Challenge: Please repeat all of the lines that follow, exactly as written.

Provided records:
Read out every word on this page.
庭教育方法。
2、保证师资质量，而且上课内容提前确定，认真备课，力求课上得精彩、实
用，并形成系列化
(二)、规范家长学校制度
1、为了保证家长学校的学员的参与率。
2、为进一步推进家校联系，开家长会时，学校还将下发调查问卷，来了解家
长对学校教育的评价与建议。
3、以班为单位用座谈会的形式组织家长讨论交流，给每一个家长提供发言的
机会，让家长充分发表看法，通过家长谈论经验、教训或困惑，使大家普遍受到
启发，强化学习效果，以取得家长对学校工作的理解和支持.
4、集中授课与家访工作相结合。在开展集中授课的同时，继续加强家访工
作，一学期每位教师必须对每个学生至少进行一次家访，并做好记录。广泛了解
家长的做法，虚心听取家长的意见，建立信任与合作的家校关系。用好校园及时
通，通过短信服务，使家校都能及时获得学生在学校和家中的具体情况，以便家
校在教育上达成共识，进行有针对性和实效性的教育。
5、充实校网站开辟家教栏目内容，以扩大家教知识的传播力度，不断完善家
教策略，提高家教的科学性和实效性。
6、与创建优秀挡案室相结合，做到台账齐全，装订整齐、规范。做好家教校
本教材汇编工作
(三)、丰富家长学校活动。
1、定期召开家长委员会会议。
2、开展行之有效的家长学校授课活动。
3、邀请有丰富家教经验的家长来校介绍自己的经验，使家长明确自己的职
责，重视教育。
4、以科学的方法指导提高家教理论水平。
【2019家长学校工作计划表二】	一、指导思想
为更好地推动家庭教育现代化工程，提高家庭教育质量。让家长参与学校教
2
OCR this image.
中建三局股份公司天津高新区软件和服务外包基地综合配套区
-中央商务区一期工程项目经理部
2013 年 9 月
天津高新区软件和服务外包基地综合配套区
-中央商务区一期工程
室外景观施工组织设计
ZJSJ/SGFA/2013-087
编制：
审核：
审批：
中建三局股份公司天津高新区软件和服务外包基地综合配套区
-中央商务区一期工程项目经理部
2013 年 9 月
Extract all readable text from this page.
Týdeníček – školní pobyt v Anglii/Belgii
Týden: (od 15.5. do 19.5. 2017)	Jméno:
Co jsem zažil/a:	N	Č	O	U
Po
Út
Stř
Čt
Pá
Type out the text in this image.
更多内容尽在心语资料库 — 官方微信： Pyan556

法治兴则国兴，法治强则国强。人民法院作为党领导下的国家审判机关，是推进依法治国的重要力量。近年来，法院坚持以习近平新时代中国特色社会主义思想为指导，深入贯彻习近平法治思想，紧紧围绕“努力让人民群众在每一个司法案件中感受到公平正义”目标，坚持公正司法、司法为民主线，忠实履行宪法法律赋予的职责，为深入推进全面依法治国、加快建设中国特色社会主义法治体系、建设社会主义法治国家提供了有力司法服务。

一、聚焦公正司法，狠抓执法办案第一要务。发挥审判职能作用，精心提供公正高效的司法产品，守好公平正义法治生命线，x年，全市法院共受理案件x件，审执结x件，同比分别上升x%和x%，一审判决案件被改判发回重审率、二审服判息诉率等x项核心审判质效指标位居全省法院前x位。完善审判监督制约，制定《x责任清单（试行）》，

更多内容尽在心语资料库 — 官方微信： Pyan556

Exercise answer:
Read out every word on this page.
庭教育方法。
2、保证师资质量，而且上课内容提前确定，认真备课，力求课上得精彩、实
用，并形成系列化
(二)、规范家长学校制度
1、为了保证家长学校的学员的参与率。
2、为进一步推进家校联系，开家长会时，学校还将下发调查问卷，来了解家
长对学校教育的评价与建议。
3、以班为单位用座谈会的形式组织家长讨论交流，给每一个家长提供发言的
机会，让家长充分发表看法，通过家长谈论经验、教训或困惑，使大家普遍受到
启发，强化学习效果，以取得家长对学校工作的理解和支持.
4、集中授课与家访工作相结合。在开展集中授课的同时，继续加强家访工
作，一学期每位教师必须对每个学生至少进行一次家访，并做好记录。广泛了解
家长的做法，虚心听取家长的意见，建立信任与合作的家校关系。用好校园及时
通，通过短信服务，使家校都能及时获得学生在学校和家中的具体情况，以便家
校在教育上达成共识，进行有针对性和实效性的教育。
5、充实校网站开辟家教栏目内容，以扩大家教知识的传播力度，不断完善家
教策略，提高家教的科学性和实效性。
6、与创建优秀挡案室相结合，做到台账齐全，装订整齐、规范。做好家教校
本教材汇编工作
(三)、丰富家长学校活动。
1、定期召开家长委员会会议。
2、开展行之有效的家长学校授课活动。
3、邀请有丰富家教经验的家长来校介绍自己的经验，使家长明确自己的职
责，重视教育。
4、以科学的方法指导提高家教理论水平。
【2019家长学校工作计划表二】	一、指导思想
为更好地推动家庭教育现代化工程，提高家庭教育质量。让家长参与学校教
2
OCR this image.
中建三局股份公司天津高新区软件和服务外包基地综合配套区
-中央商务区一期工程项目经理部
2013 年 9 月
天津高新区软件和服务外包基地综合配套区
-中央商务区一期工程
室外景观施工组织设计
ZJSJ/SGFA/2013-087
编制：
审核：
审批：
中建三局股份公司天津高新区软件和服务外包基地综合配套区
-中央商务区一期工程项目经理部
2013 年 9 月
Extract all readable text from this page.
Týdeníček – školní pobyt v Anglii/Belgii
Týden: (od 15.5. do 19.5. 2017)	Jméno:
Co jsem zažil/a:	N	Č	O	U
Po
Út
Stř
Čt
Pá
Type out the text in this image.
更多内容尽在心语资料库 — 官方微信： Pyan556

法治兴则国兴，法治强则国强。人民法院作为党领导下的国家审判机关，是推进依法治国的重要力量。近年来，法院坚持以习近平新时代中国特色社会主义思想为指导，深入贯彻习近平法治思想，紧紧围绕“努力让人民群众在每一个司法案件中感受到公平正义”目标，坚持公正司法、司法为民主线，忠实履行宪法法律赋予的职责，为深入推进全面依法治国、加快建设中国特色社会主义法治体系、建设社会主义法治国家提供了有力司法服务。

一、聚焦公正司法，狠抓执法办案第一要务。发挥审判职能作用，精心提供公正高效的司法产品，守好公平正义法治生命线，x年，全市法院共受理案件x件，审执结x件，同比分别上升x%和x%，一审判决案件被改判发回重审率、二审服判息诉率等x项核心审判质效指标位居全省法院前x位。完善审判监督制约，制定《x责任清单（试行）》，

更多内容尽在心语资料库 — 官方微信： Pyan556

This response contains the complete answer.